_TO BE DONE_
In the records below, can you substitute "role-title" for "role-name" in the stretch from the line containing "pencil-icon — [56, 727, 90, 761]" through the line containing "279, 416, 309]", returning only those lines with nothing else changed?

** start PROVIDED RECORDS **

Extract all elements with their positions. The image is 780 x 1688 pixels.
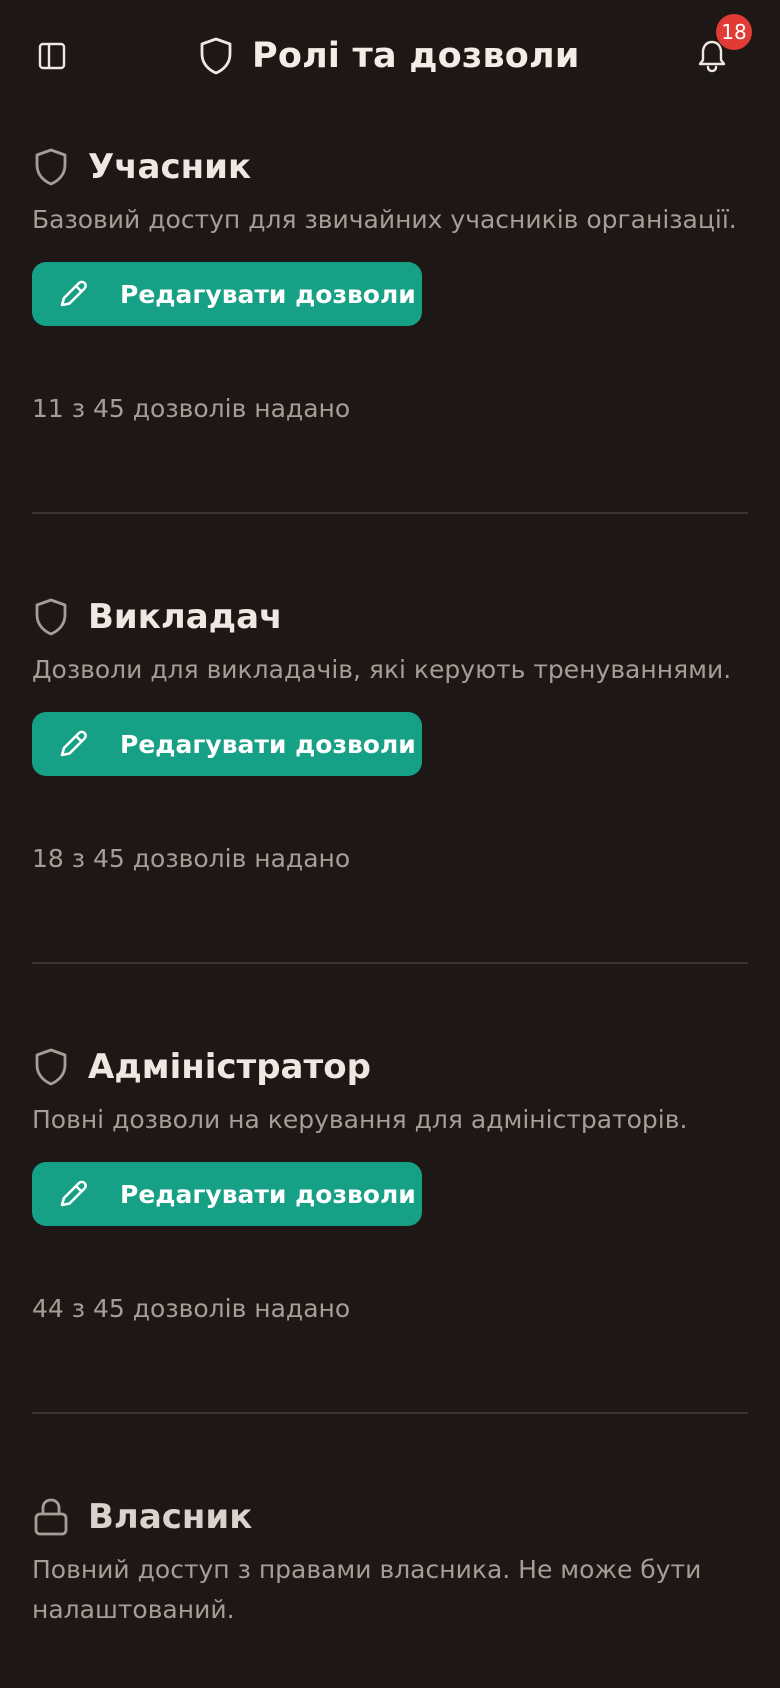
pencil-icon — [56, 727, 90, 761]
role-name: Адміністратор — [88, 1047, 371, 1087]
role-card-member: Учасник Базовий доступ для звичайних уча… — [32, 144, 748, 423]
top-bar: Ролі та дозволи 18 — [0, 0, 780, 112]
role-card-teacher: Викладач Дозволи для викладачів, які кер… — [32, 594, 748, 873]
role-name: Учасник — [88, 147, 252, 187]
edit-permissions-label: Редагувати дозволи — [120, 1179, 416, 1209]
edit-permissions-label: Редагувати дозволи — [120, 279, 416, 309]
shield-icon — [32, 1046, 70, 1088]
divider — [32, 512, 748, 514]
role-description: Дозволи для викладачів, які керують трен… — [32, 655, 732, 684]
notification-count-badge: 18 — [716, 14, 752, 50]
sidebar-toggle-icon[interactable] — [36, 40, 68, 72]
permissions-count: 18 з 45 дозволів надано — [32, 844, 351, 873]
divider — [32, 962, 748, 964]
role-name: Власник — [88, 1497, 253, 1537]
role-description: Повний доступ з правами власника. Не мож… — [32, 1555, 702, 1624]
shield-icon — [32, 596, 70, 638]
permissions-count: 11 з 45 дозволів надано — [32, 394, 351, 423]
role-description: Базовий доступ для звичайних учасників о… — [32, 205, 737, 234]
edit-permissions-label: Редагувати дозволи — [120, 729, 416, 759]
page-title-group: Ролі та дозволи — [198, 34, 580, 78]
shield-icon — [198, 36, 234, 76]
page-title: Ролі та дозволи — [252, 36, 580, 76]
pencil-icon — [56, 277, 90, 311]
divider — [32, 1412, 748, 1414]
role-name: Викладач — [88, 597, 283, 637]
lock-icon — [32, 1496, 70, 1538]
role-card-admin: Адміністратор Повні дозволи на керування… — [32, 1044, 748, 1323]
role-card-owner: Власник Повний доступ з правами власника… — [32, 1494, 748, 1630]
permissions-count: 44 з 45 дозволів надано — [32, 1294, 351, 1323]
edit-permissions-button[interactable]: Редагувати дозволи — [32, 712, 422, 776]
role-description: Повні дозволи на керування для адміністр… — [32, 1105, 688, 1134]
edit-permissions-button[interactable]: Редагувати дозволи — [32, 1162, 422, 1226]
edit-permissions-button[interactable]: Редагувати дозволи — [32, 262, 422, 326]
shield-icon — [32, 146, 70, 188]
pencil-icon — [56, 1177, 90, 1211]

** end PROVIDED RECORDS **

_EXERCISE RESPONSE_
pencil-icon — [56, 727, 90, 761]
role-title: Адміністратор — [88, 1047, 371, 1087]
role-card-member: Учасник Базовий доступ для звичайних уча… — [32, 144, 748, 423]
top-bar: Ролі та дозволи 18 — [0, 0, 780, 112]
role-card-teacher: Викладач Дозволи для викладачів, які кер… — [32, 594, 748, 873]
role-title: Учасник — [88, 147, 252, 187]
edit-permissions-label: Редагувати дозволи — [120, 1179, 416, 1209]
edit-permissions-label: Редагувати дозволи — [120, 279, 416, 309]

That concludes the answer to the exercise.